**Set task**
Find the word "this" in the records below. List each line containing it.

(Dataset entries)

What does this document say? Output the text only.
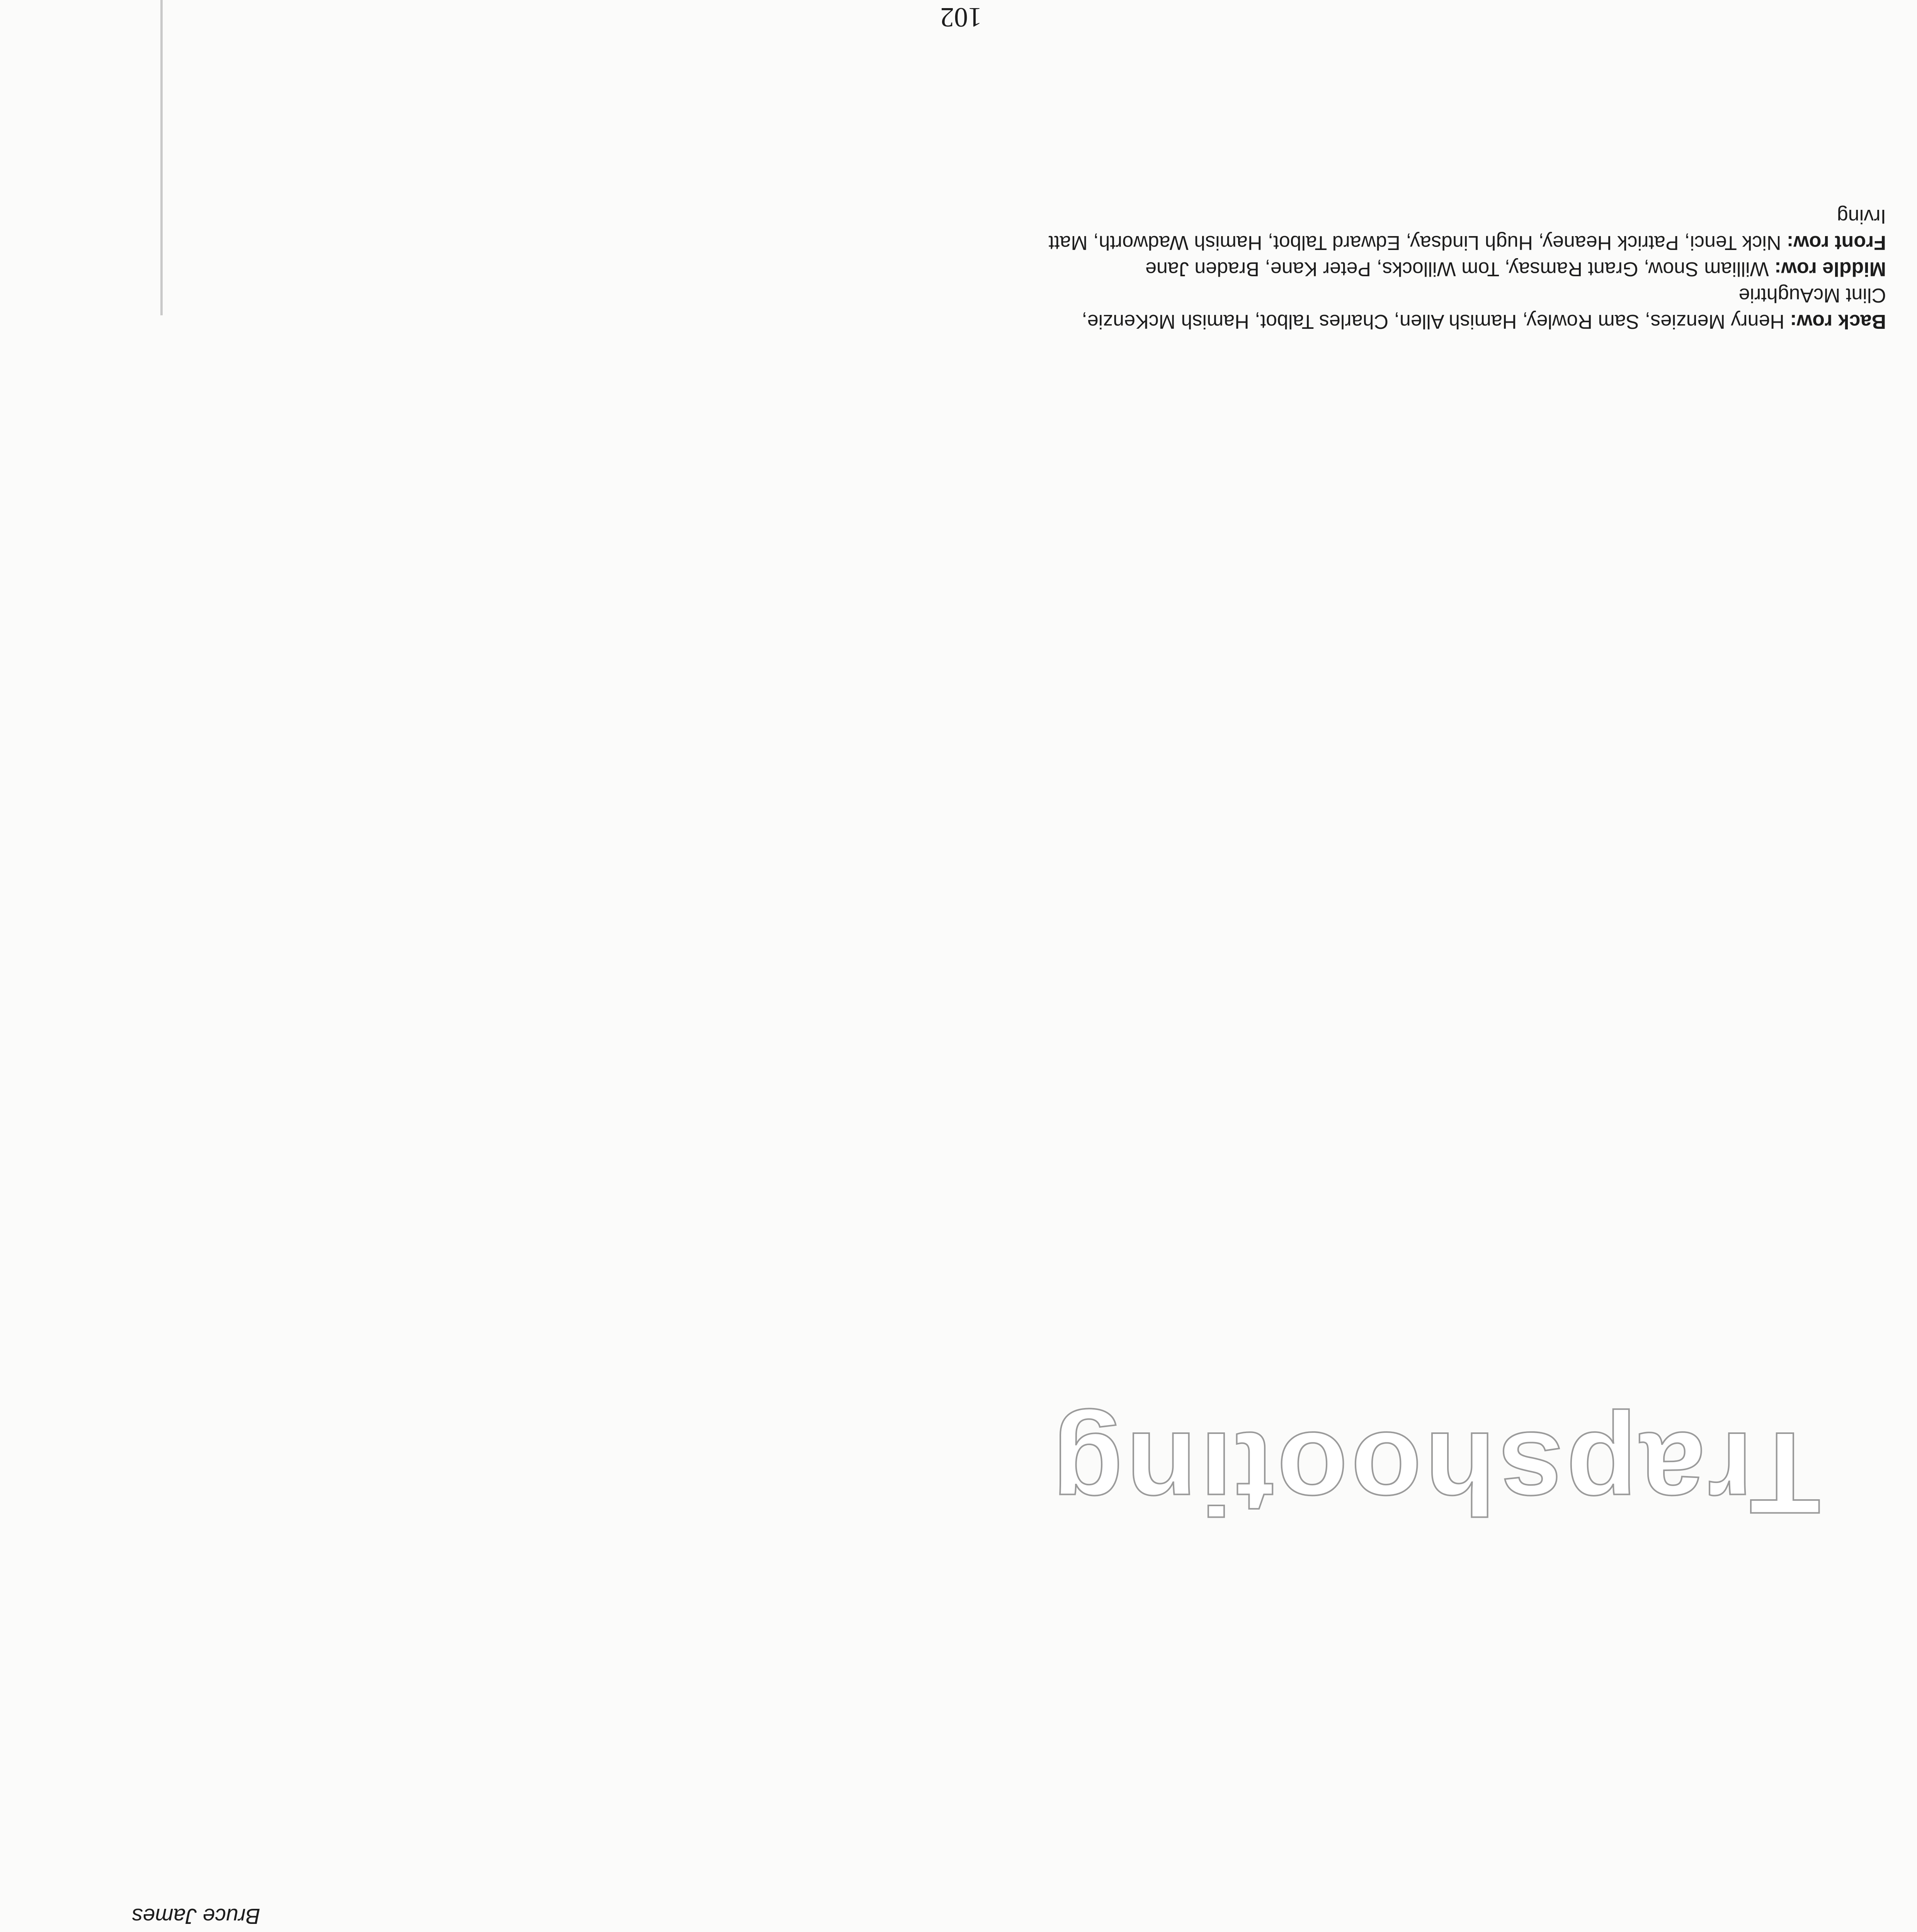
Trapshooting
Back row: Henry Menzies, Sam Rowley, Hamish Allen, Charles Talbot, Hamish McKenzie, Clint McAughtrie
Middle row: William Snow, Grant Ramsay, Tom Willocks, Peter Kane, Braden Jane
Front row: Nick Tenci, Patrick Heaney, Hugh Lindsay, Edward Talbot, Hamish Wadworth, Matt Irving

Bruce James
102
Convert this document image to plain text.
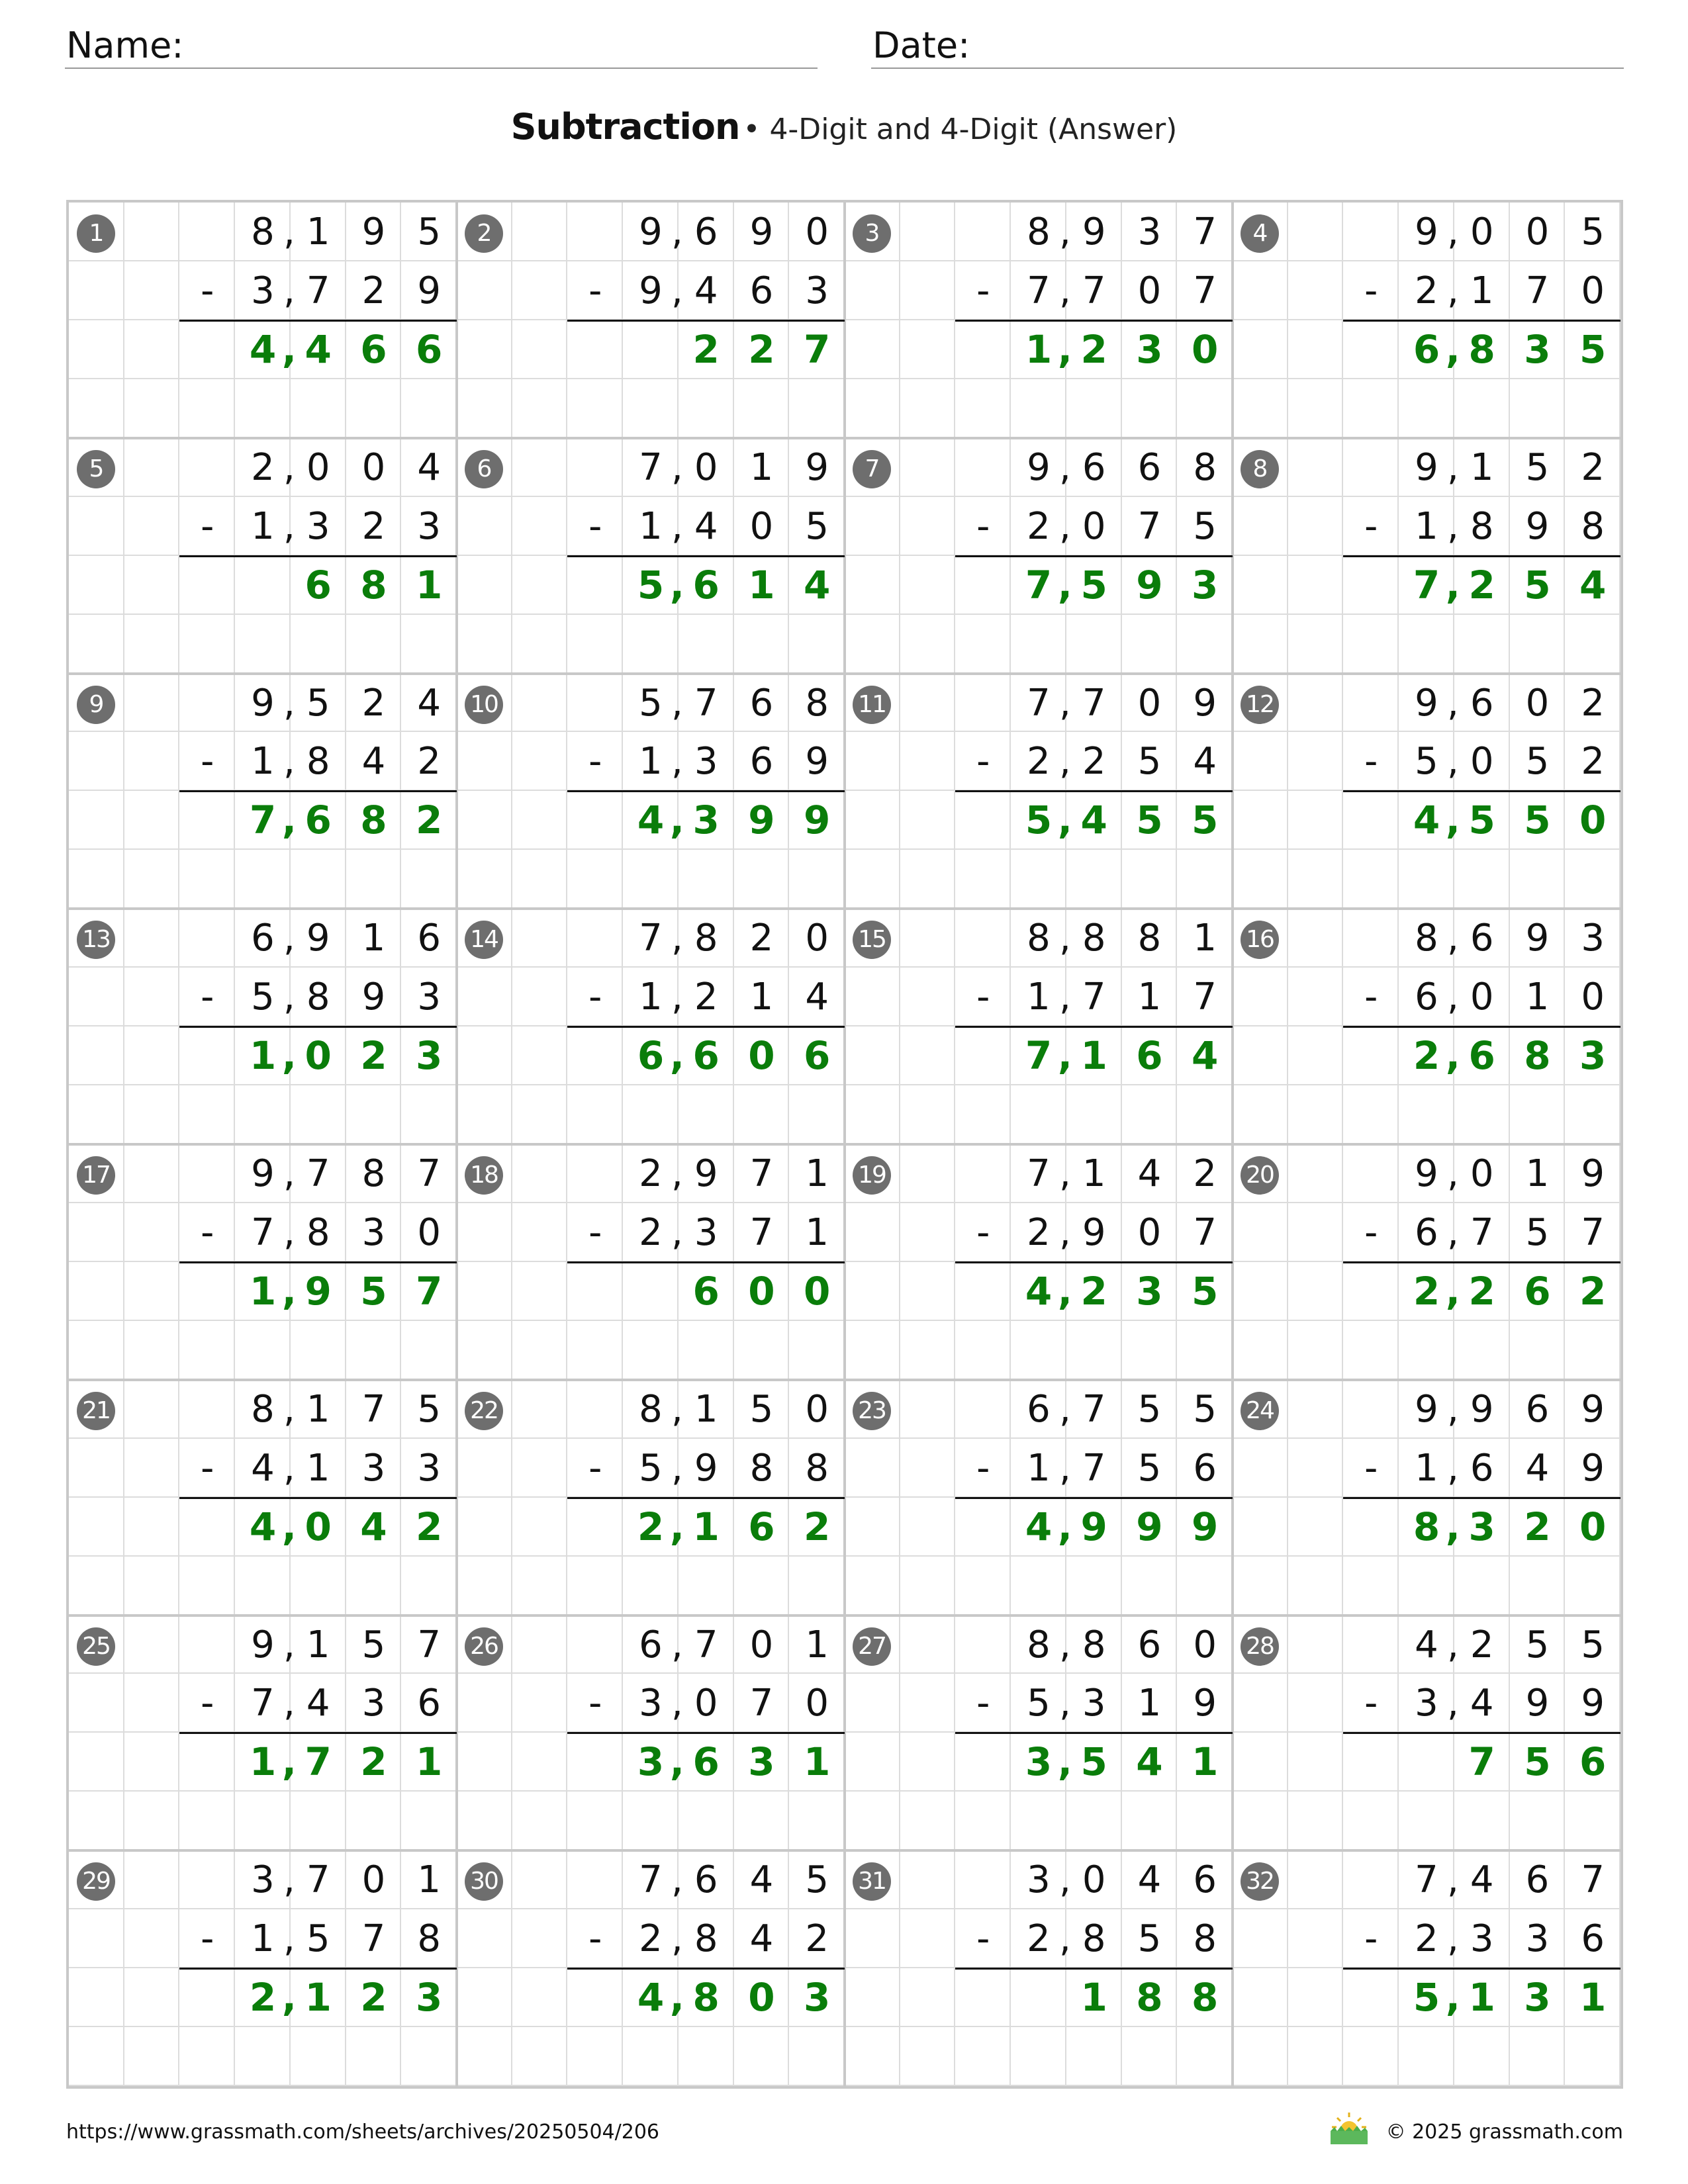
Name:	Date:
Subtraction • 4-Digit and 4-Digit (Answer)
1	8 1 9 5
,
- 3 7 2 9
,
4 4 6 6
,
2	9 6 9 0
,
- 9 4 6 3
,
2 2 7
3	8 9 3 7
,
- 7 7 0 7
,
1 2 3 0
,
4	9 0 0 5
,
- 2 1 7 0
,
6 8 3 5
,
5	2 0 0 4
,
- 1 3 2 3
,
6 8 1
6	7 0 1 9
,
- 1 4 0 5
,
5 6 1 4
,
7	9 6 6 8
,
- 2 0 7 5
,
7 5 9 3
,
8	9 1 5 2
,
- 1 8 9 8
,
7 2 5 4
,
9	9 5 2 4
,
- 1 8 4 2
,
7 6 8 2
,
10	5 7 6 8
,
- 1 3 6 9
,
4 3 9 9
,
11	7 7 0 9
,
- 2 2 5 4
,
5 4 5 5
,
12	9 6 0 2
,
- 5 0 5 2
,
4 5 5 0
,
13	6 9 1 6
,
- 5 8 9 3
,
1 0 2 3
,
14	7 8 2 0
,
- 1 2 1 4
,
6 6 0 6
,
15	8 8 8 1
,
- 1 7 1 7
,
7 1 6 4
,
16	8 6 9 3
,
- 6 0 1 0
,
2 6 8 3
,
17	9 7 8 7
,
- 7 8 3 0
,
1 9 5 7
,
18	2 9 7 1
,
- 2 3 7 1
,
6 0 0
19	7 1 4 2
,
- 2 9 0 7
,
4 2 3 5
,
20	9 0 1 9
,
- 6 7 5 7
,
2 2 6 2
,
21	8 1 7 5
,
- 4 1 3 3
,
4 0 4 2
,
22	8 1 5 0
,
- 5 9 8 8
,
2 1 6 2
,
23	6 7 5 5
,
- 1 7 5 6
,
4 9 9 9
,
24	9 9 6 9
,
- 1 6 4 9
,
8 3 2 0
,
25	9 1 5 7
,
- 7 4 3 6
,
1 7 2 1
,
26	6 7 0 1
,
- 3 0 7 0
,
3 6 3 1
,
27	8 8 6 0
,
- 5 3 1 9
,
3 5 4 1
,
28	4 2 5 5
,
- 3 4 9 9
,
7 5 6
29	3 7 0 1
,
- 1 5 7 8
,
2 1 2 3
,
30	7 6 4 5
,
- 2 8 4 2
,
4 8 0 3
,
31	3 0 4 6
,
- 2 8 5 8
,
1 8 8
32	7 4 6 7
,
- 2 3 3 6
,
5 1 3 1
,
https://www.grassmath.com/sheets/archives/20250504/206	© 2025 grassmath.com
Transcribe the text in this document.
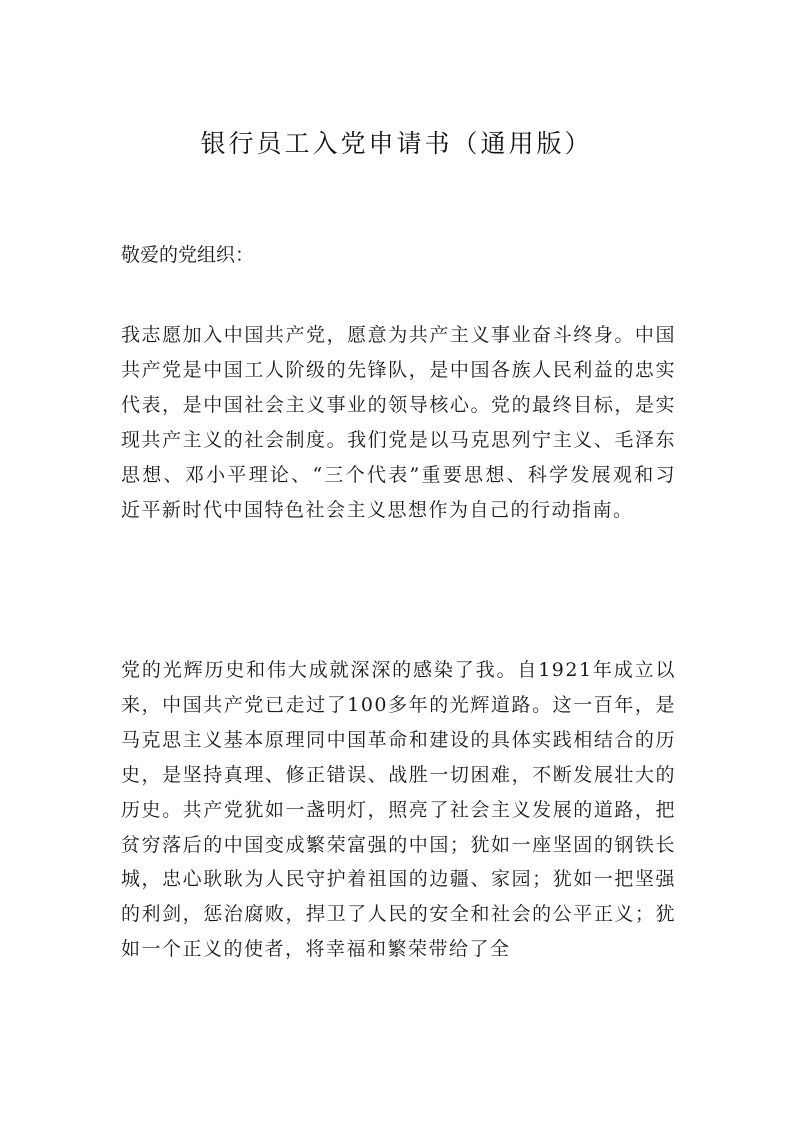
银行员工入党申请书（通用版）
敬爱的党组织：

我志愿加入中国共产党，愿意为共产主义事业奋斗终身。中国共产党是中国工人阶级的先锋队，是中国各族人民利益的忠实代表，是中国社会主义事业的领导核心。党的最终目标，是实现共产主义的社会制度。我们党是以马克思列宁主义、毛泽东思想、邓小平理论、“三个代表”重要思想、科学发展观和习近平新时代中国特色社会主义思想作为自己的行动指南。

党的光辉历史和伟大成就深深的感染了我。自1921年成立以来，中国共产党已走过了100多年的光辉道路。这一百年，是马克思主义基本原理同中国革命和建设的具体实践相结合的历史，是坚持真理、修正错误、战胜一切困难，不断发展壮大的历史。共产党犹如一盏明灯，照亮了社会主义发展的道路，把贫穷落后的中国变成繁荣富强的中国；犹如一座坚固的钢铁长城，忠心耿耿为人民守护着祖国的边疆、家园；犹如一把坚强的利剑，惩治腐败，捍卫了人民的安全和社会的公平正义；犹如一个正义的使者，将幸福和繁荣带给了全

**Response**
What does this document say? Output the text only.
Convert this document image to plain text.
Transcribe the text in this document.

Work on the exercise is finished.